4月のイツリア・バスクカントリーでの落車で鎖骨と肩甲骨を骨折し手術を受けたが、回復は順調そのもの。ツールを前に、クリテリウム・ドゥ・ドーフィネで戦線に復帰する。アシスト陣とともにスペイン・シエラネバダ山脈での高地トレーニングに励み、コンディションは良好。目下の課題は、バスクでの骨折に起因するTTポジションの崩れ。これが改善されれば、鬼に金棒。安定感のある山岳での走りに、絶対的な武器であるTTとを融合し、マイヨ・ジョーヌ獲得へ大きく近づく。
世界最速のマン島超特急
歴代最多35回目のステージ優勝は目前
ツール・ド・フランス2023第7ステージ。混沌とするフィニッシュ前のスプリントポジション争いから、乾坤一擲の飛び出し。沿道で、そしてテレビで観戦していたファンのみならず、現地で取材していたジャーナリストたちも、奇跡の瞬間がやってくるのではと大声を上げた。結果はあと一歩届かず2位。それでも、ツール史上最多のステージ通算35勝目が確実に近づいていることを誰もが実感した。あの、翌日の落車がなければ、われわれはきっとすでに歴史の目撃者となっていたはず…。
早くからトラック競技で台頭し、培ったスピードをロードシーンで生かし始めたのが2008年。そこから、マーク・カヴェンディッシュによるツールの歩みが始まった。初出場でいきなりステージ4勝と鮮烈なデビューを飾ると、2009年には6勝、2010年は5勝。同じく5勝を挙げた2011年には悲願のマイヨ・ヴェール(ポイント賞)を獲得。2016年には第1ステージを勝ち、夢であったマイヨ・ジョーヌにも袖を通した。

### 取り組む課題
(A) 本文の一文「2016年には第1ステージを勝ち、夢であったマイヨ・ジョーヌにも袖を通した。」を英語に訳しなさい。
(B) ツール・ド・フランスを扱った本文の最後の文に続けて、その先の文章を書き進めなさい。

### データの行
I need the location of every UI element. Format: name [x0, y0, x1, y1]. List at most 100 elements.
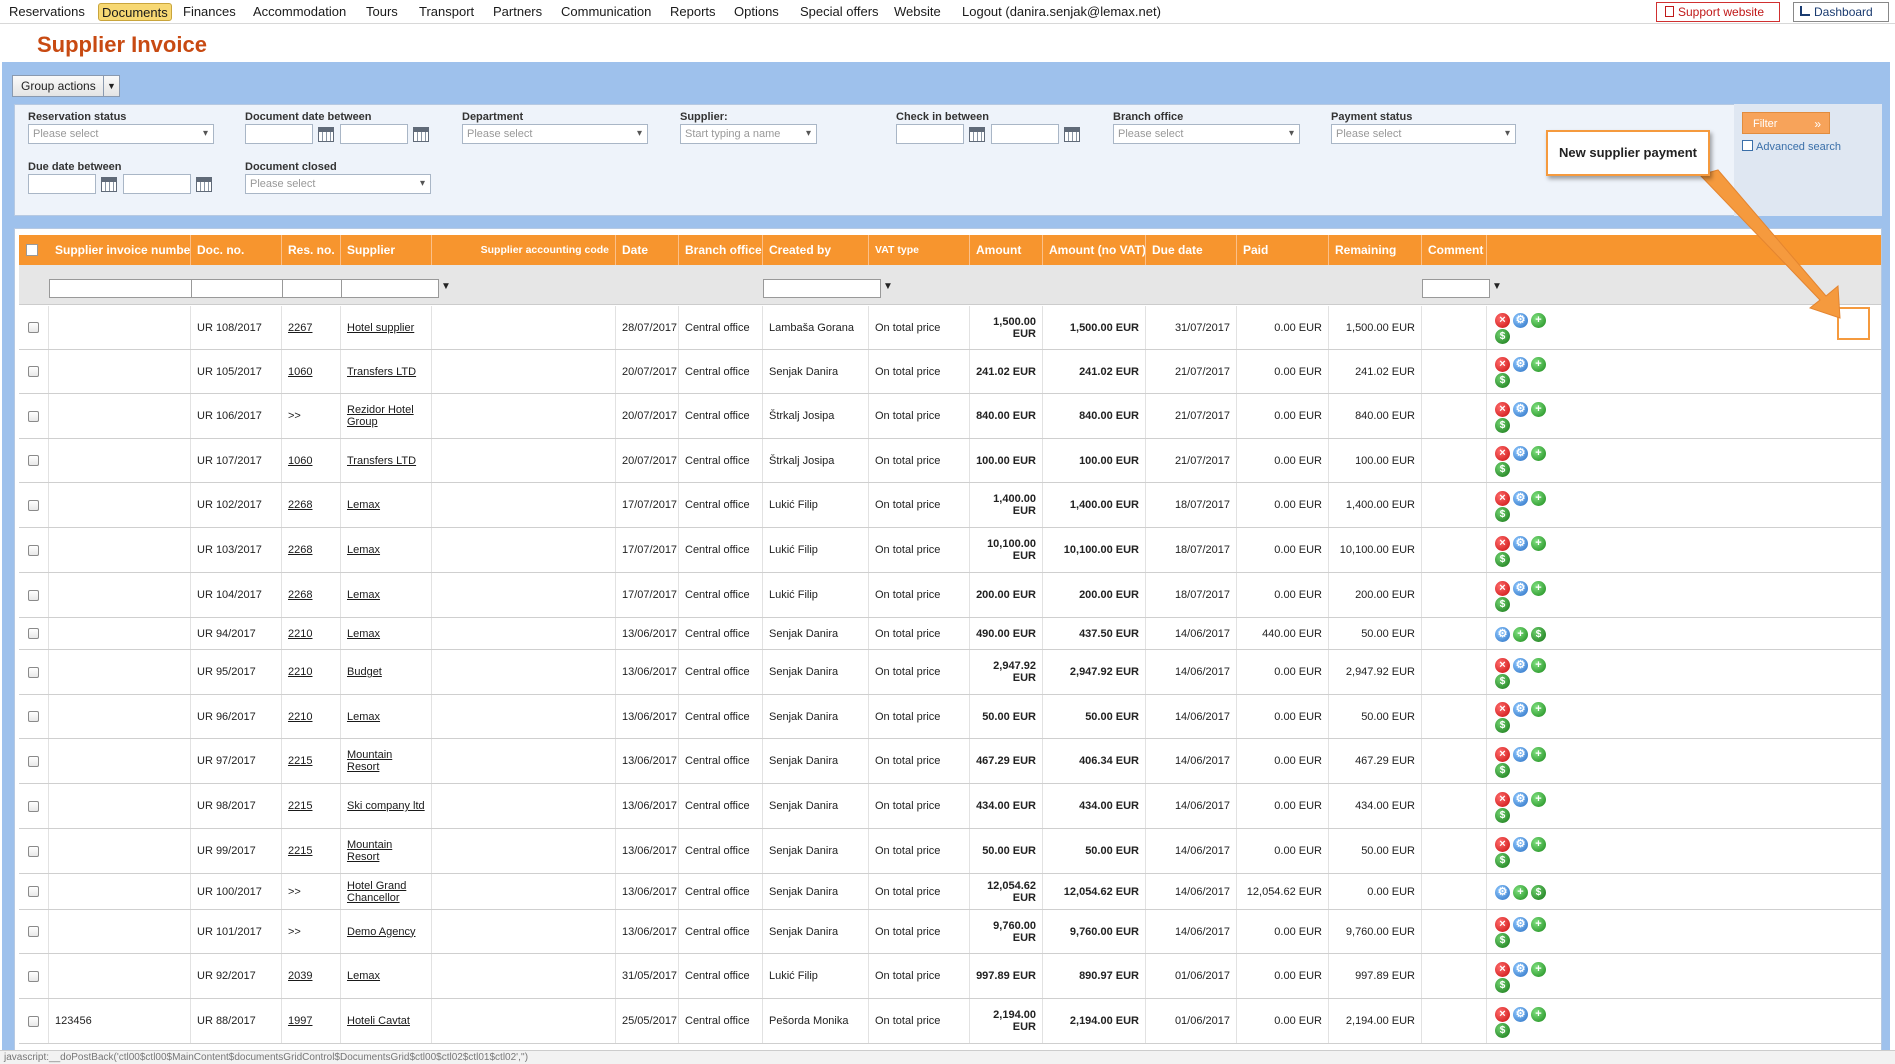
cell-text[interactable]: >> [288, 410, 301, 422]
add-payment-icon[interactable]: + [1513, 885, 1528, 900]
row-checkbox[interactable] [28, 755, 39, 767]
document-date-to-input[interactable] [340, 124, 408, 144]
supplier-link[interactable]: Lemax [347, 628, 380, 640]
document-date-from-input[interactable] [245, 124, 313, 144]
delete-icon[interactable]: × [1495, 490, 1510, 506]
table-row[interactable]: UR 108/2017 2267 Hotel supplier 28/07/2017 C… [19, 306, 1881, 350]
calendar-icon[interactable] [318, 127, 334, 142]
gear-icon[interactable]: ⚙ [1513, 313, 1528, 328]
nav-item-communication[interactable]: Communication [558, 3, 654, 21]
nav-item-reports[interactable]: Reports [667, 3, 719, 21]
supplier-link[interactable]: Lemax [347, 544, 380, 556]
reservation-link[interactable]: 2039 [288, 970, 312, 982]
calendar-icon[interactable] [101, 177, 117, 192]
column-header-vat-type[interactable]: VAT type [869, 235, 970, 265]
reservation-link[interactable]: 2210 [288, 711, 312, 723]
delete-icon[interactable]: × [1495, 313, 1510, 328]
supplier-link[interactable]: Transfers LTD [347, 455, 416, 467]
column-header-amount-no-vat[interactable]: Amount (no VAT) [1043, 235, 1146, 265]
nav-item-special-offers[interactable]: Special offers [797, 3, 882, 21]
supplier-link[interactable]: Ski company ltd [347, 800, 425, 812]
nav-item-tours[interactable]: Tours [363, 3, 401, 21]
nav-item-documents[interactable]: Documents [98, 3, 172, 21]
due-date-to-input[interactable] [123, 174, 191, 194]
reservation-link[interactable]: 2268 [288, 589, 312, 601]
gear-icon[interactable]: ⚙ [1495, 885, 1510, 900]
supplier-link[interactable]: Hoteli Cavtat [347, 1015, 410, 1027]
table-row[interactable]: UR 105/2017 1060 Transfers LTD 20/07/2017 Ce… [19, 350, 1881, 394]
add-payment-icon[interactable]: + [1531, 657, 1546, 673]
dollar-icon[interactable]: $ [1531, 627, 1546, 642]
supplier-link[interactable]: Hotel supplier [347, 322, 414, 334]
row-checkbox[interactable] [28, 410, 39, 422]
gear-icon[interactable]: ⚙ [1513, 791, 1528, 807]
add-payment-icon[interactable]: + [1531, 961, 1546, 977]
dollar-icon[interactable]: $ [1495, 933, 1510, 948]
table-row[interactable]: UR 102/2017 2268 Lemax 17/07/2017 Central of… [19, 483, 1881, 528]
chevron-down-icon[interactable]: ▼ [441, 281, 451, 292]
check-in-to-input[interactable] [991, 124, 1059, 144]
column-header-supplier-accounting-code[interactable]: Supplier accounting code [432, 235, 616, 265]
delete-icon[interactable]: × [1495, 1006, 1510, 1022]
column-header-created-by[interactable]: Created by [763, 235, 869, 265]
delete-icon[interactable]: × [1495, 401, 1510, 417]
supplier-filter[interactable] [341, 279, 439, 298]
gear-icon[interactable]: ⚙ [1513, 702, 1528, 717]
table-row[interactable]: UR 106/2017 >> Rezidor Hotel Group 20/07/20… [19, 394, 1881, 439]
gear-icon[interactable]: ⚙ [1513, 357, 1528, 372]
column-header-branch-office[interactable]: Branch office [679, 235, 763, 265]
row-checkbox[interactable] [28, 970, 39, 982]
add-payment-icon[interactable]: + [1531, 791, 1546, 807]
cell-text[interactable]: >> [288, 926, 301, 938]
table-row[interactable]: UR 98/2017 2215 Ski company ltd 13/06/2017 C… [19, 784, 1881, 829]
delete-icon[interactable]: × [1495, 917, 1510, 932]
gear-icon[interactable]: ⚙ [1513, 535, 1528, 551]
reservation-link[interactable]: 2268 [288, 544, 312, 556]
dollar-icon[interactable]: $ [1495, 762, 1510, 778]
gear-icon[interactable]: ⚙ [1513, 446, 1528, 461]
gear-icon[interactable]: ⚙ [1513, 580, 1528, 596]
gear-icon[interactable]: ⚙ [1513, 1006, 1528, 1022]
doc-no-filter[interactable] [191, 279, 289, 298]
dollar-icon[interactable]: $ [1495, 977, 1510, 993]
row-checkbox[interactable] [28, 800, 39, 812]
reservation-link[interactable]: 2267 [288, 322, 312, 334]
branch-office-select[interactable]: Please select [1113, 124, 1300, 144]
document-closed-select[interactable]: Please select [245, 174, 431, 194]
chevron-down-icon[interactable]: ▼ [883, 281, 893, 292]
row-checkbox[interactable] [28, 666, 39, 678]
delete-icon[interactable]: × [1495, 746, 1510, 762]
row-checkbox[interactable] [28, 886, 39, 897]
add-payment-icon[interactable]: + [1531, 446, 1546, 461]
comment-filter[interactable] [1422, 279, 1490, 298]
table-row[interactable]: UR 104/2017 2268 Lemax 17/07/2017 Central of… [19, 573, 1881, 618]
row-checkbox[interactable] [28, 1015, 39, 1027]
dollar-icon[interactable]: $ [1495, 506, 1510, 522]
dollar-icon[interactable]: $ [1495, 673, 1510, 689]
column-header-comment[interactable]: Comment [1422, 235, 1487, 265]
dollar-icon[interactable]: $ [1531, 885, 1546, 900]
reservation-link[interactable]: 2215 [288, 845, 312, 857]
add-payment-icon[interactable]: + [1531, 357, 1546, 372]
dollar-icon[interactable]: $ [1495, 807, 1510, 823]
created-by-filter[interactable] [763, 279, 881, 298]
add-payment-icon[interactable]: + [1531, 490, 1546, 506]
table-row[interactable]: UR 94/2017 2210 Lemax 13/06/2017 Central off… [19, 618, 1881, 650]
filter-button[interactable]: Filter » [1742, 112, 1830, 134]
chevron-down-icon[interactable]: ▼ [1492, 281, 1502, 292]
calendar-icon[interactable] [1064, 127, 1080, 142]
column-header-date[interactable]: Date [616, 235, 679, 265]
cell-text[interactable]: >> [288, 886, 301, 898]
row-checkbox[interactable] [28, 926, 39, 937]
select-all-checkbox[interactable] [26, 244, 38, 256]
delete-icon[interactable]: × [1495, 535, 1510, 551]
gear-icon[interactable]: ⚙ [1513, 961, 1528, 977]
table-row[interactable]: UR 99/2017 2215 Mountain Resort 13/06/2017 C… [19, 829, 1881, 874]
supplier-link[interactable]: Demo Agency [347, 926, 415, 938]
nav-item-transport[interactable]: Transport [416, 3, 477, 21]
delete-icon[interactable]: × [1495, 836, 1510, 852]
dollar-icon[interactable]: $ [1495, 1022, 1510, 1038]
row-checkbox[interactable] [28, 711, 39, 722]
supplier-link[interactable]: Lemax [347, 970, 380, 982]
row-checkbox[interactable] [28, 366, 39, 377]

### 解答
(A) In 2016, he won the first stage and also pulled on the maillot jaune he had long dreamed of.

(B)
年々ツールで勝利を重ねただけでなく、2009年にはミラノ~サンレモ、2011年にはロード世界選手権で優勝。その他獲得タイトルは数知れず。ただ、2016年にツールで3勝を挙げたのを境に成績は下降線。落車負傷や体調不良も相次ぎ、ツールのスタートラインに立つことすら難しくなった時期もあった。
それでも、転んでもただでは起きないのがこの男である。2021年ツールで華麗に復活。ステージ4勝を挙げマイヨ・ヴェールへ10年ぶりに返り咲くと、エディ・メルクスが持つツールステージ優勝記録34に並んだ。しかし、引退を表明し「最後のチャンス」にかけた2023年、新記録が目前に迫りながら思わぬ落車がチャレンジの機会を奪った。
引退を撤回し、もう1年走ることを決めたカヴェンディッシュ。所属するアスタナ・カザクスタンチームを率いるアレクサンドル・ヴィノクロフ氏は、「こんな形で終わるマークは見たくないんだ」と本人に直接伝えたという。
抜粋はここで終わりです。